**TASK PROMPT**
From the listing that follows, extract every line and set it down unaltered.

**Extracted data entries**
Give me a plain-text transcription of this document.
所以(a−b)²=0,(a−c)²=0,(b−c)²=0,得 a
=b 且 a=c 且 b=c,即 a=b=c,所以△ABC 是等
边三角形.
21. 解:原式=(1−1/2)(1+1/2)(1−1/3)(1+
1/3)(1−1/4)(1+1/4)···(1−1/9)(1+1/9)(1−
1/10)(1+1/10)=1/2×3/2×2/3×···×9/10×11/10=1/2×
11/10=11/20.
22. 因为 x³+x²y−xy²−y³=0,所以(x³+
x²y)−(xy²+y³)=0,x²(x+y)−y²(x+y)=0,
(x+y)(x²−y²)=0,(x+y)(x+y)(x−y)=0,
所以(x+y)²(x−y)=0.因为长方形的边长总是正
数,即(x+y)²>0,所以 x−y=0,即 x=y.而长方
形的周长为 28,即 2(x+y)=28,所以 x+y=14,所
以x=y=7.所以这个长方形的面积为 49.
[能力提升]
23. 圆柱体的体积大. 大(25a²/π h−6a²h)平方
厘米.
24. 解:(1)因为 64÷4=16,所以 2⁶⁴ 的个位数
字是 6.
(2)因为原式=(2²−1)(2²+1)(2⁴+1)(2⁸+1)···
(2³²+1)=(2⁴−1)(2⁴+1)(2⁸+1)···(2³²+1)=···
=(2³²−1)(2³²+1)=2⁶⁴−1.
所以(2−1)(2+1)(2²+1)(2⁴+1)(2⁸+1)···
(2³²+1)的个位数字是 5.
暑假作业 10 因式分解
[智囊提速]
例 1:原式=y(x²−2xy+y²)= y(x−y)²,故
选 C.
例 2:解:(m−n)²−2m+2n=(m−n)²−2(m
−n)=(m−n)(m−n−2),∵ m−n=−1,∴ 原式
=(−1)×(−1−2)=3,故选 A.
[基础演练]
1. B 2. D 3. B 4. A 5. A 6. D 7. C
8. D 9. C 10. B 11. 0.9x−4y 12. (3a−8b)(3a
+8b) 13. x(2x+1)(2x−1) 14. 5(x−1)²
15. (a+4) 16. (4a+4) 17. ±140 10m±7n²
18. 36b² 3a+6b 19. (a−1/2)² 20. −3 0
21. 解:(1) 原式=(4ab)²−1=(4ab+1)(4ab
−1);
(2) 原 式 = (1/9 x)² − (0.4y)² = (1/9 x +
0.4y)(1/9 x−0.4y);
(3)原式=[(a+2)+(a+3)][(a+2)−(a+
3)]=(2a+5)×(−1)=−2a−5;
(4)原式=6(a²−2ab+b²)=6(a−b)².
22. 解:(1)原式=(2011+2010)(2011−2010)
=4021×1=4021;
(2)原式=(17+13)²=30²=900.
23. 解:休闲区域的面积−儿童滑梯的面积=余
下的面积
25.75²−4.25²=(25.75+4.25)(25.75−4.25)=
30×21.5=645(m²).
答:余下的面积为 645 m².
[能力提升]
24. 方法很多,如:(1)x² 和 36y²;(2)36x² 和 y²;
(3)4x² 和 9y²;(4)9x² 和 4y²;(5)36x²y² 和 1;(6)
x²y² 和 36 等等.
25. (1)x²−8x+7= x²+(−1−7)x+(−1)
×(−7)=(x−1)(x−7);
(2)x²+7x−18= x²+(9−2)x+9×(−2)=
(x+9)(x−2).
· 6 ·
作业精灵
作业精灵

**RESULT OF THIS EXERCISE**
Give me a plain-text transcription of this document.
所以(a−b)²=0,(a−c)²=0,(b−c)²=0,得 a
=b 且 a=c 且 b=c,即 a=b=c,所以△ABC 是等
边三角形.
21. 解:原式=(1−1/2)(1+1/2)(1−1/3)(1+
1/3)(1−1/4)(1+1/4)···(1−1/9)(1+1/9)(1−
1/10)(1+1/10)=1/2×3/2×2/3×···×9/10×11/10=1/2×
11/10=11/20.
22. 因为 x³+x²y−xy²−y³=0,所以(x³+
x²y)−(xy²+y³)=0,x²(x+y)−y²(x+y)=0,
(x+y)(x²−y²)=0,(x+y)(x+y)(x−y)=0,
所以(x+y)²(x−y)=0.因为长方形的边长总是正
数,即(x+y)²>0,所以 x−y=0,即 x=y.而长方
形的周长为 28,即 2(x+y)=28,所以 x+y=14,所
以x=y=7.所以这个长方形的面积为 49.
[能力提升]
23. 圆柱体的体积大. 大(25a²/π h−6a²h)平方
厘米.
24. 解:(1)因为 64÷4=16,所以 2⁶⁴ 的个位数
字是 6.
(2)因为原式=(2²−1)(2²+1)(2⁴+1)(2⁸+1)···
(2³²+1)=(2⁴−1)(2⁴+1)(2⁸+1)···(2³²+1)=···
=(2³²−1)(2³²+1)=2⁶⁴−1.
所以(2−1)(2+1)(2²+1)(2⁴+1)(2⁸+1)···
(2³²+1)的个位数字是 5.
暑假作业 10 因式分解
[智囊提速]
例 1:原式=y(x²−2xy+y²)= y(x−y)²,故
选 C.
例 2:解:(m−n)²−2m+2n=(m−n)²−2(m
−n)=(m−n)(m−n−2),∵ m−n=−1,∴ 原式
=(−1)×(−1−2)=3,故选 A.
[基础演练]
1. B 2. D 3. B 4. A 5. A 6. D 7. C
8. D 9. C 10. B 11. 0.9x−4y 12. (3a−8b)(3a
+8b) 13. x(2x+1)(2x−1) 14. 5(x−1)²
15. (a+4) 16. (4a+4) 17. ±140 10m±7n²
18. 36b² 3a+6b 19. (a−1/2)² 20. −3 0
21. 解:(1) 原式=(4ab)²−1=(4ab+1)(4ab
−1);
(2) 原 式 = (1/9 x)² − (0.4y)² = (1/9 x +
0.4y)(1/9 x−0.4y);
(3)原式=[(a+2)+(a+3)][(a+2)−(a+
3)]=(2a+5)×(−1)=−2a−5;
(4)原式=6(a²−2ab+b²)=6(a−b)².
22. 解:(1)原式=(2011+2010)(2011−2010)
=4021×1=4021;
(2)原式=(17+13)²=30²=900.
23. 解:休闲区域的面积−儿童滑梯的面积=余
下的面积
25.75²−4.25²=(25.75+4.25)(25.75−4.25)=
30×21.5=645(m²).
答:余下的面积为 645 m².
[能力提升]
24. 方法很多,如:(1)x² 和 36y²;(2)36x² 和 y²;
(3)4x² 和 9y²;(4)9x² 和 4y²;(5)36x²y² 和 1;(6)
x²y² 和 36 等等.
25. (1)x²−8x+7= x²+(−1−7)x+(−1)
×(−7)=(x−1)(x−7);
(2)x²+7x−18= x²+(9−2)x+9×(−2)=
(x+9)(x−2).
· 6 ·
作业精灵
作业精灵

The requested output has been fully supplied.